GIVEN PROBLEM:
Each entry that follows must be output without any deviation.

— start of SUPPLIED INFORMATION —

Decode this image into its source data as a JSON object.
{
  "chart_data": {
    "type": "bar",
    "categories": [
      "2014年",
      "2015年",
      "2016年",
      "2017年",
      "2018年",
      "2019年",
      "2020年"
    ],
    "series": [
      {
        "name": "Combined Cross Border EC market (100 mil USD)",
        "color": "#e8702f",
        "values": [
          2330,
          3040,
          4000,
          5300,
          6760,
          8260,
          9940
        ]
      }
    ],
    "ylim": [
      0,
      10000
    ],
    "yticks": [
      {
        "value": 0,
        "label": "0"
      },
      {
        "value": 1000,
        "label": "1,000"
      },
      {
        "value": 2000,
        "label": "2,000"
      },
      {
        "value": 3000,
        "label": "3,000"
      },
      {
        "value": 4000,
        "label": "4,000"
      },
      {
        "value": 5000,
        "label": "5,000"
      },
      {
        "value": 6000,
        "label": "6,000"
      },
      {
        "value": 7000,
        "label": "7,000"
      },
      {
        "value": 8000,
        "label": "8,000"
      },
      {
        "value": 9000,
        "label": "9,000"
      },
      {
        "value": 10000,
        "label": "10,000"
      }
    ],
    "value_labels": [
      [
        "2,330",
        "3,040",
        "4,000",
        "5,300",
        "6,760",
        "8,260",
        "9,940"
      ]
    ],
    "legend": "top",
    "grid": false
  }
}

— end of SUPPLIED INFORMATION —

OUTPUT FOR THIS TASK:
Decode this image into its source data as a JSON object.
{
  "chart_data": {
    "type": "bar",
    "categories": [
      "2014年",
      "2015年",
      "2016年",
      "2017年",
      "2018年",
      "2019年",
      "2020年"
    ],
    "series": [
      {
        "name": "Combined Cross Border EC market (100 mil USD)",
        "color": "#e8702f",
        "values": [
          2330,
          3040,
          4000,
          5300,
          6760,
          8260,
          9940
        ]
      }
    ],
    "ylim": [
      0,
      10000
    ],
    "yticks": [
      {
        "value": 0,
        "label": "0"
      },
      {
        "value": 1000,
        "label": "1,000"
      },
      {
        "value": 2000,
        "label": "2,000"
      },
      {
        "value": 3000,
        "label": "3,000"
      },
      {
        "value": 4000,
        "label": "4,000"
      },
      {
        "value": 5000,
        "label": "5,000"
      },
      {
        "value": 6000,
        "label": "6,000"
      },
      {
        "value": 7000,
        "label": "7,000"
      },
      {
        "value": 8000,
        "label": "8,000"
      },
      {
        "value": 9000,
        "label": "9,000"
      },
      {
        "value": 10000,
        "label": "10,000"
      }
    ],
    "value_labels": [
      [
        "2,330",
        "3,040",
        "4,000",
        "5,300",
        "6,760",
        "8,260",
        "9,940"
      ]
    ],
    "legend": "top",
    "grid": false
  }
}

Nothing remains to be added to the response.